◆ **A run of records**
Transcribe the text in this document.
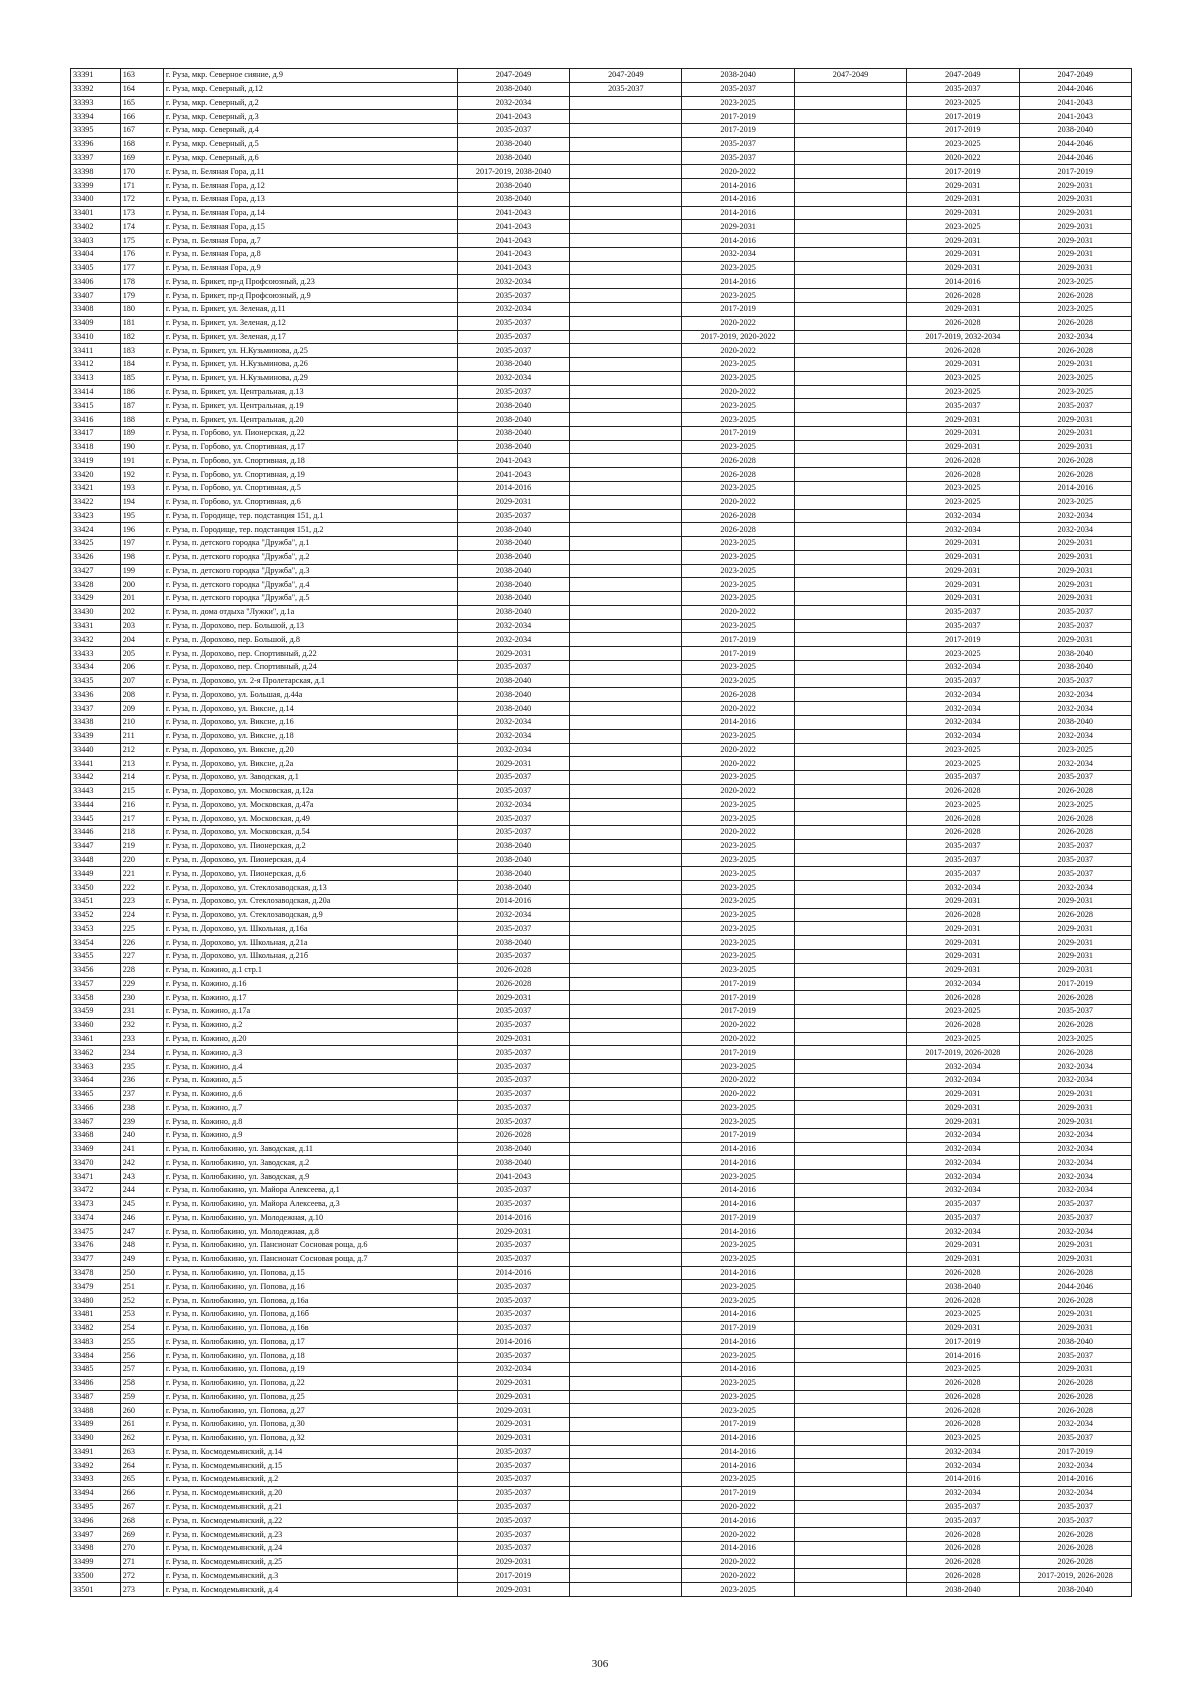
33391	163	г. Руза, мкр. Северное сияние, д.9	2047-2049	2047-2049	2038-2040	2047-2049	2047-2049	2047-2049
33392	164	г. Руза, мкр. Северный, д.12	2038-2040	2035-2037	2035-2037		2035-2037	2044-2046
33393	165	г. Руза, мкр. Северный, д.2	2032-2034		2023-2025		2023-2025	2041-2043
33394	166	г. Руза, мкр. Северный, д.3	2041-2043		2017-2019		2017-2019	2041-2043
33395	167	г. Руза, мкр. Северный, д.4	2035-2037		2017-2019		2017-2019	2038-2040
33396	168	г. Руза, мкр. Северный, д.5	2038-2040		2035-2037		2023-2025	2044-2046
33397	169	г. Руза, мкр. Северный, д.6	2038-2040		2035-2037		2020-2022	2044-2046
33398	170	г. Руза, п. Беляная Гора, д.11	2017-2019, 2038-2040		2020-2022		2017-2019	2017-2019
33399	171	г. Руза, п. Беляная Гора, д.12	2038-2040		2014-2016		2029-2031	2029-2031
33400	172	г. Руза, п. Беляная Гора, д.13	2038-2040		2014-2016		2029-2031	2029-2031
33401	173	г. Руза, п. Беляная Гора, д.14	2041-2043		2014-2016		2029-2031	2029-2031
33402	174	г. Руза, п. Беляная Гора, д.15	2041-2043		2029-2031		2023-2025	2029-2031
33403	175	г. Руза, п. Беляная Гора, д.7	2041-2043		2014-2016		2029-2031	2029-2031
33404	176	г. Руза, п. Беляная Гора, д.8	2041-2043		2032-2034		2029-2031	2029-2031
33405	177	г. Руза, п. Беляная Гора, д.9	2041-2043		2023-2025		2029-2031	2029-2031
33406	178	г. Руза, п. Брикет, пр-д Профсоюзный, д.23	2032-2034		2014-2016		2014-2016	2023-2025
33407	179	г. Руза, п. Брикет, пр-д Профсоюзный, д.9	2035-2037		2023-2025		2026-2028	2026-2028
33408	180	г. Руза, п. Брикет, ул. Зеленая, д.11	2032-2034		2017-2019		2029-2031	2023-2025
33409	181	г. Руза, п. Брикет, ул. Зеленая, д.12	2035-2037		2020-2022		2026-2028	2026-2028
33410	182	г. Руза, п. Брикет, ул. Зеленая, д.17	2035-2037		2017-2019, 2020-2022		2017-2019, 2032-2034	2032-2034
33411	183	г. Руза, п. Брикет, ул. Н.Кузьминова, д.25	2035-2037		2020-2022		2026-2028	2026-2028
33412	184	г. Руза, п. Брикет, ул. Н.Кузьминова, д.26	2038-2040		2023-2025		2029-2031	2029-2031
33413	185	г. Руза, п. Брикет, ул. Н.Кузьминова, д.29	2032-2034		2023-2025		2023-2025	2023-2025
33414	186	г. Руза, п. Брикет, ул. Центральная, д.13	2035-2037		2020-2022		2023-2025	2023-2025
33415	187	г. Руза, п. Брикет, ул. Центральная, д.19	2038-2040		2023-2025		2035-2037	2035-2037
33416	188	г. Руза, п. Брикет, ул. Центральная, д.20	2038-2040		2023-2025		2029-2031	2029-2031
33417	189	г. Руза, п. Горбово, ул. Пионерская, д.22	2038-2040		2017-2019		2029-2031	2029-2031
33418	190	г. Руза, п. Горбово, ул. Спортивная, д.17	2038-2040		2023-2025		2029-2031	2029-2031
33419	191	г. Руза, п. Горбово, ул. Спортивная, д.18	2041-2043		2026-2028		2026-2028	2026-2028
33420	192	г. Руза, п. Горбово, ул. Спортивная, д.19	2041-2043		2026-2028		2026-2028	2026-2028
33421	193	г. Руза, п. Горбово, ул. Спортивная, д.5	2014-2016		2023-2025		2023-2025	2014-2016
33422	194	г. Руза, п. Горбово, ул. Спортивная, д.6	2029-2031		2020-2022		2023-2025	2023-2025
33423	195	г. Руза, п. Городище, тер. подстанция 151, д.1	2035-2037		2026-2028		2032-2034	2032-2034
33424	196	г. Руза, п. Городище, тер. подстанция 151, д.2	2038-2040		2026-2028		2032-2034	2032-2034
33425	197	г. Руза, п. детского городка "Дружба", д.1	2038-2040		2023-2025		2029-2031	2029-2031
33426	198	г. Руза, п. детского городка "Дружба", д.2	2038-2040		2023-2025		2029-2031	2029-2031
33427	199	г. Руза, п. детского городка "Дружба", д.3	2038-2040		2023-2025		2029-2031	2029-2031
33428	200	г. Руза, п. детского городка "Дружба", д.4	2038-2040		2023-2025		2029-2031	2029-2031
33429	201	г. Руза, п. детского городка "Дружба", д.5	2038-2040		2023-2025		2029-2031	2029-2031
33430	202	г. Руза, п. дома отдыха "Лужки", д.1а	2038-2040		2020-2022		2035-2037	2035-2037
33431	203	г. Руза, п. Дорохово, пер. Большой, д.13	2032-2034		2023-2025		2035-2037	2035-2037
33432	204	г. Руза, п. Дорохово, пер. Большой, д.8	2032-2034		2017-2019		2017-2019	2029-2031
33433	205	г. Руза, п. Дорохово, пер. Спортивный, д.22	2029-2031		2017-2019		2023-2025	2038-2040
33434	206	г. Руза, п. Дорохово, пер. Спортивный, д.24	2035-2037		2023-2025		2032-2034	2038-2040
33435	207	г. Руза, п. Дорохово, ул. 2-я Пролетарская, д.1	2038-2040		2023-2025		2035-2037	2035-2037
33436	208	г. Руза, п. Дорохово, ул. Большая, д.44а	2038-2040		2026-2028		2032-2034	2032-2034
33437	209	г. Руза, п. Дорохово, ул. Виксне, д.14	2038-2040		2020-2022		2032-2034	2032-2034
33438	210	г. Руза, п. Дорохово, ул. Виксне, д.16	2032-2034		2014-2016		2032-2034	2038-2040
33439	211	г. Руза, п. Дорохово, ул. Виксне, д.18	2032-2034		2023-2025		2032-2034	2032-2034
33440	212	г. Руза, п. Дорохово, ул. Виксне, д.20	2032-2034		2020-2022		2023-2025	2023-2025
33441	213	г. Руза, п. Дорохово, ул. Виксне, д.2а	2029-2031		2020-2022		2023-2025	2032-2034
33442	214	г. Руза, п. Дорохово, ул. Заводская, д.1	2035-2037		2023-2025		2035-2037	2035-2037
33443	215	г. Руза, п. Дорохово, ул. Московская, д.12а	2035-2037		2020-2022		2026-2028	2026-2028
33444	216	г. Руза, п. Дорохово, ул. Московская, д.47а	2032-2034		2023-2025		2023-2025	2023-2025
33445	217	г. Руза, п. Дорохово, ул. Московская, д.49	2035-2037		2023-2025		2026-2028	2026-2028
33446	218	г. Руза, п. Дорохово, ул. Московская, д.54	2035-2037		2020-2022		2026-2028	2026-2028
33447	219	г. Руза, п. Дорохово, ул. Пионерская, д.2	2038-2040		2023-2025		2035-2037	2035-2037
33448	220	г. Руза, п. Дорохово, ул. Пионерская, д.4	2038-2040		2023-2025		2035-2037	2035-2037
33449	221	г. Руза, п. Дорохово, ул. Пионерская, д.6	2038-2040		2023-2025		2035-2037	2035-2037
33450	222	г. Руза, п. Дорохово, ул. Стеклозаводская, д.13	2038-2040		2023-2025		2032-2034	2032-2034
33451	223	г. Руза, п. Дорохово, ул. Стеклозаводская, д.20а	2014-2016		2023-2025		2029-2031	2029-2031
33452	224	г. Руза, п. Дорохово, ул. Стеклозаводская, д.9	2032-2034		2023-2025		2026-2028	2026-2028
33453	225	г. Руза, п. Дорохово, ул. Школьная, д.16а	2035-2037		2023-2025		2029-2031	2029-2031
33454	226	г. Руза, п. Дорохово, ул. Школьная, д.21а	2038-2040		2023-2025		2029-2031	2029-2031
33455	227	г. Руза, п. Дорохово, ул. Школьная, д.21б	2035-2037		2023-2025		2029-2031	2029-2031
33456	228	г. Руза, п. Кожино, д.1 стр.1	2026-2028		2023-2025		2029-2031	2029-2031
33457	229	г. Руза, п. Кожино, д.16	2026-2028		2017-2019		2032-2034	2017-2019
33458	230	г. Руза, п. Кожино, д.17	2029-2031		2017-2019		2026-2028	2026-2028
33459	231	г. Руза, п. Кожино, д.17а	2035-2037		2017-2019		2023-2025	2035-2037
33460	232	г. Руза, п. Кожино, д.2	2035-2037		2020-2022		2026-2028	2026-2028
33461	233	г. Руза, п. Кожино, д.20	2029-2031		2020-2022		2023-2025	2023-2025
33462	234	г. Руза, п. Кожино, д.3	2035-2037		2017-2019		2017-2019, 2026-2028	2026-2028
33463	235	г. Руза, п. Кожино, д.4	2035-2037		2023-2025		2032-2034	2032-2034
33464	236	г. Руза, п. Кожино, д.5	2035-2037		2020-2022		2032-2034	2032-2034
33465	237	г. Руза, п. Кожино, д.6	2035-2037		2020-2022		2029-2031	2029-2031
33466	238	г. Руза, п. Кожино, д.7	2035-2037		2023-2025		2029-2031	2029-2031
33467	239	г. Руза, п. Кожино, д.8	2035-2037		2023-2025		2029-2031	2029-2031
33468	240	г. Руза, п. Кожино, д.9	2026-2028		2017-2019		2032-2034	2032-2034
33469	241	г. Руза, п. Колюбакино, ул. Заводская, д.11	2038-2040		2014-2016		2032-2034	2032-2034
33470	242	г. Руза, п. Колюбакино, ул. Заводская, д.2	2038-2040		2014-2016		2032-2034	2032-2034
33471	243	г. Руза, п. Колюбакино, ул. Заводская, д.9	2041-2043		2023-2025		2032-2034	2032-2034
33472	244	г. Руза, п. Колюбакино, ул. Майора Алексеева, д.1	2035-2037		2014-2016		2032-2034	2032-2034
33473	245	г. Руза, п. Колюбакино, ул. Майора Алексеева, д.3	2035-2037		2014-2016		2035-2037	2035-2037
33474	246	г. Руза, п. Колюбакино, ул. Молодежная, д.10	2014-2016		2017-2019		2035-2037	2035-2037
33475	247	г. Руза, п. Колюбакино, ул. Молодежная, д.8	2029-2031		2014-2016		2032-2034	2032-2034
33476	248	г. Руза, п. Колюбакино, ул. Пансионат Сосновая роща, д.6	2035-2037		2023-2025		2029-2031	2029-2031
33477	249	г. Руза, п. Колюбакино, ул. Пансионат Сосновая роща, д.7	2035-2037		2023-2025		2029-2031	2029-2031
33478	250	г. Руза, п. Колюбакино, ул. Попова, д.15	2014-2016		2014-2016		2026-2028	2026-2028
33479	251	г. Руза, п. Колюбакино, ул. Попова, д.16	2035-2037		2023-2025		2038-2040	2044-2046
33480	252	г. Руза, п. Колюбакино, ул. Попова, д.16а	2035-2037		2023-2025		2026-2028	2026-2028
33481	253	г. Руза, п. Колюбакино, ул. Попова, д.16б	2035-2037		2014-2016		2023-2025	2029-2031
33482	254	г. Руза, п. Колюбакино, ул. Попова, д.16в	2035-2037		2017-2019		2029-2031	2029-2031
33483	255	г. Руза, п. Колюбакино, ул. Попова, д.17	2014-2016		2014-2016		2017-2019	2038-2040
33484	256	г. Руза, п. Колюбакино, ул. Попова, д.18	2035-2037		2023-2025		2014-2016	2035-2037
33485	257	г. Руза, п. Колюбакино, ул. Попова, д.19	2032-2034		2014-2016		2023-2025	2029-2031
33486	258	г. Руза, п. Колюбакино, ул. Попова, д.22	2029-2031		2023-2025		2026-2028	2026-2028
33487	259	г. Руза, п. Колюбакино, ул. Попова, д.25	2029-2031		2023-2025		2026-2028	2026-2028
33488	260	г. Руза, п. Колюбакино, ул. Попова, д.27	2029-2031		2023-2025		2026-2028	2026-2028
33489	261	г. Руза, п. Колюбакино, ул. Попова, д.30	2029-2031		2017-2019		2026-2028	2032-2034
33490	262	г. Руза, п. Колюбакино, ул. Попова, д.32	2029-2031		2014-2016		2023-2025	2035-2037
33491	263	г. Руза, п. Космодемьянский, д.14	2035-2037		2014-2016		2032-2034	2017-2019
33492	264	г. Руза, п. Космодемьянский, д.15	2035-2037		2014-2016		2032-2034	2032-2034
33493	265	г. Руза, п. Космодемьянский, д.2	2035-2037		2023-2025		2014-2016	2014-2016
33494	266	г. Руза, п. Космодемьянский, д.20	2035-2037		2017-2019		2032-2034	2032-2034
33495	267	г. Руза, п. Космодемьянский, д.21	2035-2037		2020-2022		2035-2037	2035-2037
33496	268	г. Руза, п. Космодемьянский, д.22	2035-2037		2014-2016		2035-2037	2035-2037
33497	269	г. Руза, п. Космодемьянский, д.23	2035-2037		2020-2022		2026-2028	2026-2028
33498	270	г. Руза, п. Космодемьянский, д.24	2035-2037		2014-2016		2026-2028	2026-2028
33499	271	г. Руза, п. Космодемьянский, д.25	2029-2031		2020-2022		2026-2028	2026-2028
33500	272	г. Руза, п. Космодемьянский, д.3	2017-2019		2020-2022		2026-2028	2017-2019, 2026-2028
33501	273	г. Руза, п. Космодемьянский, д.4	2029-2031		2023-2025		2038-2040	2038-2040
306
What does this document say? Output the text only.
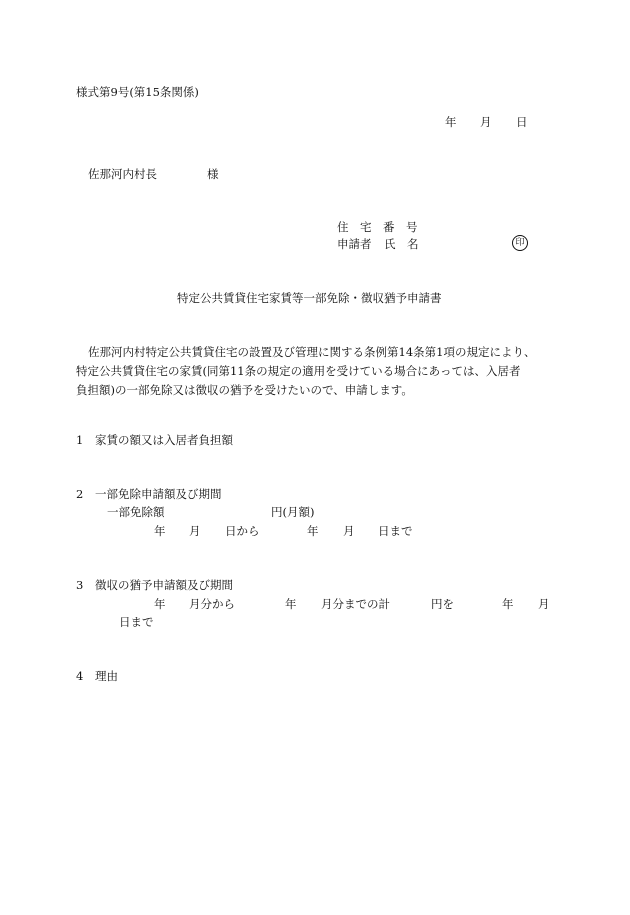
様式第9号(第15条関係)
年 月 日
佐那河内村長	様
住　宅　番　号
申請者 氏　名	印
特定公共賃貸住宅家賃等一部免除・徴収猶予申請書
佐那河内村特定公共賃貸住宅の設置及び管理に関する条例第14条第1項の規定により、
特定公共賃貸住宅の家賃(同第11条の規定の適用を受けている場合にあっては、入居者
負担額)の一部免除又は徴収の猶予を受けたいので、申請します。
1 家賃の額又は入居者負担額
2 一部免除申請額及び期間
一部免除額	円(月額)
年 月 日から	年 月 日まで
3 徴収の猶予申請額及び期間
年 月分から	年 月分までの計	円を	年 月
日まで
4 理由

◆ **Task to carry out**
All lines from the one containing "What does this" through the end of the data are to be written out exactly, with nothing added; skip the pictures.

◆ **Final answer**
What does this document say? Output the text only.
様式第9号(第15条関係)
年 月 日
佐那河内村長	様
住　宅　番　号
申請者 氏　名	印
特定公共賃貸住宅家賃等一部免除・徴収猶予申請書
佐那河内村特定公共賃貸住宅の設置及び管理に関する条例第14条第1項の規定により、
特定公共賃貸住宅の家賃(同第11条の規定の適用を受けている場合にあっては、入居者
負担額)の一部免除又は徴収の猶予を受けたいので、申請します。
1 家賃の額又は入居者負担額
2 一部免除申請額及び期間
一部免除額	円(月額)
年 月 日から	年 月 日まで
3 徴収の猶予申請額及び期間
年 月分から	年 月分までの計	円を	年 月
日まで
4 理由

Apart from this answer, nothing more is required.